→ **Exercise requirements**: Copy all the material below, exactly as it stands.

→ **Records provided**:
· · · ·

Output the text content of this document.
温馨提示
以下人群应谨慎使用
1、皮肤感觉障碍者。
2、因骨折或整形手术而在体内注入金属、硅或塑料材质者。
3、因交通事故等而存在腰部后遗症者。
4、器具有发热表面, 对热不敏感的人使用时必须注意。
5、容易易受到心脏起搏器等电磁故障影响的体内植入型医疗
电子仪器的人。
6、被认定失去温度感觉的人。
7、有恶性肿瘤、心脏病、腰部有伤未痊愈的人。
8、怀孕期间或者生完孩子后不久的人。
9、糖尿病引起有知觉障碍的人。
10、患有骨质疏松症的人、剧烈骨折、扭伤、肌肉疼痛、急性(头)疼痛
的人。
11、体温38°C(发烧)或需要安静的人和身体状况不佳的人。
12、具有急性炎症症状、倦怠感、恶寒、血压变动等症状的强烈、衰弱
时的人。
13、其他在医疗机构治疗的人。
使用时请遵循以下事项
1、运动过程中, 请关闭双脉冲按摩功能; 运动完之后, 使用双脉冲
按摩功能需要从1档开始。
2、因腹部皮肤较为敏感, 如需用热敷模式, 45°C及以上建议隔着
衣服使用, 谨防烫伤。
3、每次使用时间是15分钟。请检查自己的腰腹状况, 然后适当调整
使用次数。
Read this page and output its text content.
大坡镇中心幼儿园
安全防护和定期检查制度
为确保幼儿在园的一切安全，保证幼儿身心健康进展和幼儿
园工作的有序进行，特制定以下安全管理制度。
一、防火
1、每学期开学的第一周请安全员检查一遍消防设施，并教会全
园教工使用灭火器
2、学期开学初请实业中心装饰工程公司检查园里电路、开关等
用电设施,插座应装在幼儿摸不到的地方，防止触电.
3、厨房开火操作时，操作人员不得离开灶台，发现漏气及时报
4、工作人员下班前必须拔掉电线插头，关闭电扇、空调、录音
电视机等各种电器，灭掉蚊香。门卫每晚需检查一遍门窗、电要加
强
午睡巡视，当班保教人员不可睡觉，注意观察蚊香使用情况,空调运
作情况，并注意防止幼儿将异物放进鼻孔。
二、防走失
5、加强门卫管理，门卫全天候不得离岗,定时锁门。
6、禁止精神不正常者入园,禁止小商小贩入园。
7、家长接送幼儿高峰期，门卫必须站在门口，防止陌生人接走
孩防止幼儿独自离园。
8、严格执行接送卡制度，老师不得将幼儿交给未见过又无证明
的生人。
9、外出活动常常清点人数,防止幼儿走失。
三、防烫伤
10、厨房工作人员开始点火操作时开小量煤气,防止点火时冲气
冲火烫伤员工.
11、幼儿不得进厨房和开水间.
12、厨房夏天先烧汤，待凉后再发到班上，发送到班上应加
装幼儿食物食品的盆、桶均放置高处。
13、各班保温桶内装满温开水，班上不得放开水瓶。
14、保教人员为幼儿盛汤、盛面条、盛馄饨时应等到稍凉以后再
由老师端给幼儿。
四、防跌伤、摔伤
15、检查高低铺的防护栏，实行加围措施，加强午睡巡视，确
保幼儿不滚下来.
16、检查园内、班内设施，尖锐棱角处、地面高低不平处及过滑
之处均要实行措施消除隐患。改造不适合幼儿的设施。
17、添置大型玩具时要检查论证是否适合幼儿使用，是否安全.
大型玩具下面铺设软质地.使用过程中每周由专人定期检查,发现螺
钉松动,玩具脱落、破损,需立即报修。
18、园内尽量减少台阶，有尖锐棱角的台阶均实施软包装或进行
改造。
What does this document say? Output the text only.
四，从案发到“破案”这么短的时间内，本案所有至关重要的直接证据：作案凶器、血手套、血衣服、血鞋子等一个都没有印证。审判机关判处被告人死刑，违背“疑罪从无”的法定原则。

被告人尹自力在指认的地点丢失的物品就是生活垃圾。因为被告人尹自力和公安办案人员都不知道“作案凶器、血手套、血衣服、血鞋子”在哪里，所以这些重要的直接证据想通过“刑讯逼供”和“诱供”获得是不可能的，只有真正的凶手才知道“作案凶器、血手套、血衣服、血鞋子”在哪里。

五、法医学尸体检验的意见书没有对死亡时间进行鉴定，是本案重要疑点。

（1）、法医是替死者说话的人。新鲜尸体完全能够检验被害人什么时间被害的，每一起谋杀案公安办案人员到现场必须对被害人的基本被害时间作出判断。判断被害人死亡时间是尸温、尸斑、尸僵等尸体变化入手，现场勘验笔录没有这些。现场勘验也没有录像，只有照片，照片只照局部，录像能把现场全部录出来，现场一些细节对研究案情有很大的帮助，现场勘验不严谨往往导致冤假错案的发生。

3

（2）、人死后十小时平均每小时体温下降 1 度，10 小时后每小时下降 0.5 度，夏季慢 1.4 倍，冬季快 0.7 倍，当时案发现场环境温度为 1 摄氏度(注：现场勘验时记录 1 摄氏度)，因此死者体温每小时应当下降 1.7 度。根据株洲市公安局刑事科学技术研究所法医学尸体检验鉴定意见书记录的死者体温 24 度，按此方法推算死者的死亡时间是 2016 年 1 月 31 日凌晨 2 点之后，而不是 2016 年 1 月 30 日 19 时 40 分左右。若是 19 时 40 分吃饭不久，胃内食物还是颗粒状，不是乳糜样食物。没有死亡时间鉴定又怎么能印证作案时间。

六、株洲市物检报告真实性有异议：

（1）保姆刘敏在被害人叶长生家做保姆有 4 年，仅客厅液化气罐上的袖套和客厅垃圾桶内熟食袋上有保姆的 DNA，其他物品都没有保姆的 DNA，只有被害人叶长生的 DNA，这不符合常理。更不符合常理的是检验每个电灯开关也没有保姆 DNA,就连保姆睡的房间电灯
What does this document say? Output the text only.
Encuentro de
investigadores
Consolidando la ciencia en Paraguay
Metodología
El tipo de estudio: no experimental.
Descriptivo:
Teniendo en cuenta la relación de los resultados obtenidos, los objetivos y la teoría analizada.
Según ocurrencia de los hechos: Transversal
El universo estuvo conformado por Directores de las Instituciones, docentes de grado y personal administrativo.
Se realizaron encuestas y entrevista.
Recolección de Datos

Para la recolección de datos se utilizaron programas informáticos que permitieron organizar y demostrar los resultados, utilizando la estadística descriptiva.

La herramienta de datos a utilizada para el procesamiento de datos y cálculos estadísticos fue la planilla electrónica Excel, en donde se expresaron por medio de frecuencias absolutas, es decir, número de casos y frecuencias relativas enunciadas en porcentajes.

· · · ·

→ **Written answer**:
Output the text content of this document.
温馨提示
以下人群应谨慎使用
1、皮肤感觉障碍者。
2、因骨折或整形手术而在体内注入金属、硅或塑料材质者。
3、因交通事故等而存在腰部后遗症者。
4、器具有发热表面, 对热不敏感的人使用时必须注意。
5、容易易受到心脏起搏器等电磁故障影响的体内植入型医疗
电子仪器的人。
6、被认定失去温度感觉的人。
7、有恶性肿瘤、心脏病、腰部有伤未痊愈的人。
8、怀孕期间或者生完孩子后不久的人。
9、糖尿病引起有知觉障碍的人。
10、患有骨质疏松症的人、剧烈骨折、扭伤、肌肉疼痛、急性(头)疼痛
的人。
11、体温38°C(发烧)或需要安静的人和身体状况不佳的人。
12、具有急性炎症症状、倦怠感、恶寒、血压变动等症状的强烈、衰弱
时的人。
13、其他在医疗机构治疗的人。
使用时请遵循以下事项
1、运动过程中, 请关闭双脉冲按摩功能; 运动完之后, 使用双脉冲
按摩功能需要从1档开始。
2、因腹部皮肤较为敏感, 如需用热敷模式, 45°C及以上建议隔着
衣服使用, 谨防烫伤。
3、每次使用时间是15分钟。请检查自己的腰腹状况, 然后适当调整
使用次数。
Read this page and output its text content.
大坡镇中心幼儿园
安全防护和定期检查制度
为确保幼儿在园的一切安全，保证幼儿身心健康进展和幼儿
园工作的有序进行，特制定以下安全管理制度。
一、防火
1、每学期开学的第一周请安全员检查一遍消防设施，并教会全
园教工使用灭火器
2、学期开学初请实业中心装饰工程公司检查园里电路、开关等
用电设施,插座应装在幼儿摸不到的地方，防止触电.
3、厨房开火操作时，操作人员不得离开灶台，发现漏气及时报
4、工作人员下班前必须拔掉电线插头，关闭电扇、空调、录音
电视机等各种电器，灭掉蚊香。门卫每晚需检查一遍门窗、电要加
强
午睡巡视，当班保教人员不可睡觉，注意观察蚊香使用情况,空调运
作情况，并注意防止幼儿将异物放进鼻孔。
二、防走失
5、加强门卫管理，门卫全天候不得离岗,定时锁门。
6、禁止精神不正常者入园,禁止小商小贩入园。
7、家长接送幼儿高峰期，门卫必须站在门口，防止陌生人接走
孩防止幼儿独自离园。
8、严格执行接送卡制度，老师不得将幼儿交给未见过又无证明
的生人。
9、外出活动常常清点人数,防止幼儿走失。
三、防烫伤
10、厨房工作人员开始点火操作时开小量煤气,防止点火时冲气
冲火烫伤员工.
11、幼儿不得进厨房和开水间.
12、厨房夏天先烧汤，待凉后再发到班上，发送到班上应加
装幼儿食物食品的盆、桶均放置高处。
13、各班保温桶内装满温开水，班上不得放开水瓶。
14、保教人员为幼儿盛汤、盛面条、盛馄饨时应等到稍凉以后再
由老师端给幼儿。
四、防跌伤、摔伤
15、检查高低铺的防护栏，实行加围措施，加强午睡巡视，确
保幼儿不滚下来.
16、检查园内、班内设施，尖锐棱角处、地面高低不平处及过滑
之处均要实行措施消除隐患。改造不适合幼儿的设施。
17、添置大型玩具时要检查论证是否适合幼儿使用，是否安全.
大型玩具下面铺设软质地.使用过程中每周由专人定期检查,发现螺
钉松动,玩具脱落、破损,需立即报修。
18、园内尽量减少台阶，有尖锐棱角的台阶均实施软包装或进行
改造。
What does this document say? Output the text only.
四，从案发到“破案”这么短的时间内，本案所有至关重要的直接证据：作案凶器、血手套、血衣服、血鞋子等一个都没有印证。审判机关判处被告人死刑，违背“疑罪从无”的法定原则。

被告人尹自力在指认的地点丢失的物品就是生活垃圾。因为被告人尹自力和公安办案人员都不知道“作案凶器、血手套、血衣服、血鞋子”在哪里，所以这些重要的直接证据想通过“刑讯逼供”和“诱供”获得是不可能的，只有真正的凶手才知道“作案凶器、血手套、血衣服、血鞋子”在哪里。

五、法医学尸体检验的意见书没有对死亡时间进行鉴定，是本案重要疑点。

（1）、法医是替死者说话的人。新鲜尸体完全能够检验被害人什么时间被害的，每一起谋杀案公安办案人员到现场必须对被害人的基本被害时间作出判断。判断被害人死亡时间是尸温、尸斑、尸僵等尸体变化入手，现场勘验笔录没有这些。现场勘验也没有录像，只有照片，照片只照局部，录像能把现场全部录出来，现场一些细节对研究案情有很大的帮助，现场勘验不严谨往往导致冤假错案的发生。

3

（2）、人死后十小时平均每小时体温下降 1 度，10 小时后每小时下降 0.5 度，夏季慢 1.4 倍，冬季快 0.7 倍，当时案发现场环境温度为 1 摄氏度(注：现场勘验时记录 1 摄氏度)，因此死者体温每小时应当下降 1.7 度。根据株洲市公安局刑事科学技术研究所法医学尸体检验鉴定意见书记录的死者体温 24 度，按此方法推算死者的死亡时间是 2016 年 1 月 31 日凌晨 2 点之后，而不是 2016 年 1 月 30 日 19 时 40 分左右。若是 19 时 40 分吃饭不久，胃内食物还是颗粒状，不是乳糜样食物。没有死亡时间鉴定又怎么能印证作案时间。

六、株洲市物检报告真实性有异议：

（1）保姆刘敏在被害人叶长生家做保姆有 4 年，仅客厅液化气罐上的袖套和客厅垃圾桶内熟食袋上有保姆的 DNA，其他物品都没有保姆的 DNA，只有被害人叶长生的 DNA，这不符合常理。更不符合常理的是检验每个电灯开关也没有保姆 DNA,就连保姆睡的房间电灯
What does this document say? Output the text only.
Encuentro de
investigadores
Consolidando la ciencia en Paraguay
Metodología
El tipo de estudio: no experimental.
Descriptivo:
Teniendo en cuenta la relación de los resultados obtenidos, los objetivos y la teoría analizada.
Según ocurrencia de los hechos: Transversal
El universo estuvo conformado por Directores de las Instituciones, docentes de grado y personal administrativo.
Se realizaron encuestas y entrevista.
Recolección de Datos

Para la recolección de datos se utilizaron programas informáticos que permitieron organizar y demostrar los resultados, utilizando la estadística descriptiva.

La herramienta de datos a utilizada para el procesamiento de datos y cálculos estadísticos fue la planilla electrónica Excel, en donde se expresaron por medio de frecuencias absolutas, es decir, número de casos y frecuencias relativas enunciadas en porcentajes.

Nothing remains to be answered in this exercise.